◆ **Data for this task**:

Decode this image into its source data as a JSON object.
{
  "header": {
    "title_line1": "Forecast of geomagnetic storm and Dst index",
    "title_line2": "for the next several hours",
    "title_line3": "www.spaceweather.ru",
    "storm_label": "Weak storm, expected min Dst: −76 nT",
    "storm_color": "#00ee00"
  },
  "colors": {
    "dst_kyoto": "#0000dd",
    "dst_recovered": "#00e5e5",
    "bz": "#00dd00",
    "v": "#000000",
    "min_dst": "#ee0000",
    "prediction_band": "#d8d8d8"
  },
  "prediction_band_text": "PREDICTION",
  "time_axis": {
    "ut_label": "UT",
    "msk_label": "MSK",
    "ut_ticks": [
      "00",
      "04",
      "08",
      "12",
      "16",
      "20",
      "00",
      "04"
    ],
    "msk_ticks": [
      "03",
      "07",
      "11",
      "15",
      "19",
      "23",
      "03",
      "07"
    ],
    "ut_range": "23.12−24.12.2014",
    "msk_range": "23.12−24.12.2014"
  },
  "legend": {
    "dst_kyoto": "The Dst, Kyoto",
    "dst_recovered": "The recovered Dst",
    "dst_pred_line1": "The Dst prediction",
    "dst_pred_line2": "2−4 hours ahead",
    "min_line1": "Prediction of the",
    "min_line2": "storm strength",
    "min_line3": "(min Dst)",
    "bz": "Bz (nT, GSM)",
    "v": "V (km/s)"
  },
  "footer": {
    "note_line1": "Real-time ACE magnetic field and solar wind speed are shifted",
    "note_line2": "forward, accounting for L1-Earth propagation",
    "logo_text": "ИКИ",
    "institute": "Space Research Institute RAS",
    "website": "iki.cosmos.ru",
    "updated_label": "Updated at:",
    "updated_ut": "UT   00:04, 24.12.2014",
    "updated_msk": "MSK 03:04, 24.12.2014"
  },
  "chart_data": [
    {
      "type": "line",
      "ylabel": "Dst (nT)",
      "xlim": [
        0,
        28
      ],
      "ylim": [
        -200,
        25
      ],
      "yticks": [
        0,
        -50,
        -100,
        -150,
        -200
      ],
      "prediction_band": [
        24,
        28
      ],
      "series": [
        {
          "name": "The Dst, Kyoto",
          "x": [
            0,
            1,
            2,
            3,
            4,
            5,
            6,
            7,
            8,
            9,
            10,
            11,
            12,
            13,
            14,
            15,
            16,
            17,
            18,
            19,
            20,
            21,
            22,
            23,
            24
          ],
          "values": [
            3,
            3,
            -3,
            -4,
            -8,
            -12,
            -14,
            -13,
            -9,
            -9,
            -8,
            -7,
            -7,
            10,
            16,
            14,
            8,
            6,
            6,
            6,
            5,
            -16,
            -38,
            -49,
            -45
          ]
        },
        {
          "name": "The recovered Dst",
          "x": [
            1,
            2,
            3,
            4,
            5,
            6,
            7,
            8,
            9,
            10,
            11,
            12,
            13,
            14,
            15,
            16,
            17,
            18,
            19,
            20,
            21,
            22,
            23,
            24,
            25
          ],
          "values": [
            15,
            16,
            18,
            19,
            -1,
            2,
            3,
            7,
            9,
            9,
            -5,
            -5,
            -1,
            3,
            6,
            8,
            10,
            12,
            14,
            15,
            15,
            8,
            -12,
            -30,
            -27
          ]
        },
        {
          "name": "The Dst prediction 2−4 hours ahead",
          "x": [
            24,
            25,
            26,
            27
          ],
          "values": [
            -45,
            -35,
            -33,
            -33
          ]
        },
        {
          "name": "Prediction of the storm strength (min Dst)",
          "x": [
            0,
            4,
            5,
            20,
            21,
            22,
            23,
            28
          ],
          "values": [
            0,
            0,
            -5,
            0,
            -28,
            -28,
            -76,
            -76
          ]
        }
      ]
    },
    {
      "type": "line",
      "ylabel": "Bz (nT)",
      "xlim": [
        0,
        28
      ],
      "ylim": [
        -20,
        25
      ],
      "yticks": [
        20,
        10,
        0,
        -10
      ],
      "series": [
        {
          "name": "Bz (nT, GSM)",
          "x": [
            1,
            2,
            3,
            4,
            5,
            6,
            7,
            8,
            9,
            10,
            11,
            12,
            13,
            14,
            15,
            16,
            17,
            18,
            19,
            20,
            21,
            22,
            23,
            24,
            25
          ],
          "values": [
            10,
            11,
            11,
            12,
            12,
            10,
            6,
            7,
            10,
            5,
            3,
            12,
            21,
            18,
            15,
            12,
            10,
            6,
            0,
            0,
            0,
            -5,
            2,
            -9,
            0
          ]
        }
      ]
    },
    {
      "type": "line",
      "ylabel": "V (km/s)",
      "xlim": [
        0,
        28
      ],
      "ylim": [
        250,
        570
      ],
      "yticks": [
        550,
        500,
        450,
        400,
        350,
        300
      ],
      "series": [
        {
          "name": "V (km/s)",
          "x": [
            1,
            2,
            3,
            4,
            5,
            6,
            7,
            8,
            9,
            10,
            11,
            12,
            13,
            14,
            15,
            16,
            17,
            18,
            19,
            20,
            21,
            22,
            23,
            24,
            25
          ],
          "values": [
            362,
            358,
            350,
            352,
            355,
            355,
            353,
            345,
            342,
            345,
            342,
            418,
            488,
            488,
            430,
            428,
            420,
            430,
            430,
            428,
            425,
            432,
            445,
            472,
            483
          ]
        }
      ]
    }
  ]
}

◆ **Requirement**: Reproduce all the data word for word.

◆ **Result for this exercise**:
Decode this image into its source data as a JSON object.
{
  "header": {
    "title_line1": "Forecast of geomagnetic storm and Dst index",
    "title_line2": "for the next several hours",
    "title_line3": "www.spaceweather.ru",
    "storm_label": "Weak storm, expected min Dst: −76 nT",
    "storm_color": "#00ee00"
  },
  "colors": {
    "dst_kyoto": "#0000dd",
    "dst_recovered": "#00e5e5",
    "bz": "#00dd00",
    "v": "#000000",
    "min_dst": "#ee0000",
    "prediction_band": "#d8d8d8"
  },
  "prediction_band_text": "PREDICTION",
  "time_axis": {
    "ut_label": "UT",
    "msk_label": "MSK",
    "ut_ticks": [
      "00",
      "04",
      "08",
      "12",
      "16",
      "20",
      "00",
      "04"
    ],
    "msk_ticks": [
      "03",
      "07",
      "11",
      "15",
      "19",
      "23",
      "03",
      "07"
    ],
    "ut_range": "23.12−24.12.2014",
    "msk_range": "23.12−24.12.2014"
  },
  "legend": {
    "dst_kyoto": "The Dst, Kyoto",
    "dst_recovered": "The recovered Dst",
    "dst_pred_line1": "The Dst prediction",
    "dst_pred_line2": "2−4 hours ahead",
    "min_line1": "Prediction of the",
    "min_line2": "storm strength",
    "min_line3": "(min Dst)",
    "bz": "Bz (nT, GSM)",
    "v": "V (km/s)"
  },
  "footer": {
    "note_line1": "Real-time ACE magnetic field and solar wind speed are shifted",
    "note_line2": "forward, accounting for L1-Earth propagation",
    "logo_text": "ИКИ",
    "institute": "Space Research Institute RAS",
    "website": "iki.cosmos.ru",
    "updated_label": "Updated at:",
    "updated_ut": "UT   00:04, 24.12.2014",
    "updated_msk": "MSK 03:04, 24.12.2014"
  },
  "chart_data": [
    {
      "type": "line",
      "ylabel": "Dst (nT)",
      "xlim": [
        0,
        28
      ],
      "ylim": [
        -200,
        25
      ],
      "yticks": [
        0,
        -50,
        -100,
        -150,
        -200
      ],
      "prediction_band": [
        24,
        28
      ],
      "series": [
        {
          "name": "The Dst, Kyoto",
          "x": [
            0,
            1,
            2,
            3,
            4,
            5,
            6,
            7,
            8,
            9,
            10,
            11,
            12,
            13,
            14,
            15,
            16,
            17,
            18,
            19,
            20,
            21,
            22,
            23,
            24
          ],
          "values": [
            3,
            3,
            -3,
            -4,
            -8,
            -12,
            -14,
            -13,
            -9,
            -9,
            -8,
            -7,
            -7,
            10,
            16,
            14,
            8,
            6,
            6,
            6,
            5,
            -16,
            -38,
            -49,
            -45
          ]
        },
        {
          "name": "The recovered Dst",
          "x": [
            1,
            2,
            3,
            4,
            5,
            6,
            7,
            8,
            9,
            10,
            11,
            12,
            13,
            14,
            15,
            16,
            17,
            18,
            19,
            20,
            21,
            22,
            23,
            24,
            25
          ],
          "values": [
            15,
            16,
            18,
            19,
            -1,
            2,
            3,
            7,
            9,
            9,
            -5,
            -5,
            -1,
            3,
            6,
            8,
            10,
            12,
            14,
            15,
            15,
            8,
            -12,
            -30,
            -27
          ]
        },
        {
          "name": "The Dst prediction 2−4 hours ahead",
          "x": [
            24,
            25,
            26,
            27
          ],
          "values": [
            -45,
            -35,
            -33,
            -33
          ]
        },
        {
          "name": "Prediction of the storm strength (min Dst)",
          "x": [
            0,
            4,
            5,
            20,
            21,
            22,
            23,
            28
          ],
          "values": [
            0,
            0,
            -5,
            0,
            -28,
            -28,
            -76,
            -76
          ]
        }
      ]
    },
    {
      "type": "line",
      "ylabel": "Bz (nT)",
      "xlim": [
        0,
        28
      ],
      "ylim": [
        -20,
        25
      ],
      "yticks": [
        20,
        10,
        0,
        -10
      ],
      "series": [
        {
          "name": "Bz (nT, GSM)",
          "x": [
            1,
            2,
            3,
            4,
            5,
            6,
            7,
            8,
            9,
            10,
            11,
            12,
            13,
            14,
            15,
            16,
            17,
            18,
            19,
            20,
            21,
            22,
            23,
            24,
            25
          ],
          "values": [
            10,
            11,
            11,
            12,
            12,
            10,
            6,
            7,
            10,
            5,
            3,
            12,
            21,
            18,
            15,
            12,
            10,
            6,
            0,
            0,
            0,
            -5,
            2,
            -9,
            0
          ]
        }
      ]
    },
    {
      "type": "line",
      "ylabel": "V (km/s)",
      "xlim": [
        0,
        28
      ],
      "ylim": [
        250,
        570
      ],
      "yticks": [
        550,
        500,
        450,
        400,
        350,
        300
      ],
      "series": [
        {
          "name": "V (km/s)",
          "x": [
            1,
            2,
            3,
            4,
            5,
            6,
            7,
            8,
            9,
            10,
            11,
            12,
            13,
            14,
            15,
            16,
            17,
            18,
            19,
            20,
            21,
            22,
            23,
            24,
            25
          ],
          "values": [
            362,
            358,
            350,
            352,
            355,
            355,
            353,
            345,
            342,
            345,
            342,
            418,
            488,
            488,
            430,
            428,
            420,
            430,
            430,
            428,
            425,
            432,
            445,
            472,
            483
          ]
        }
      ]
    }
  ]
}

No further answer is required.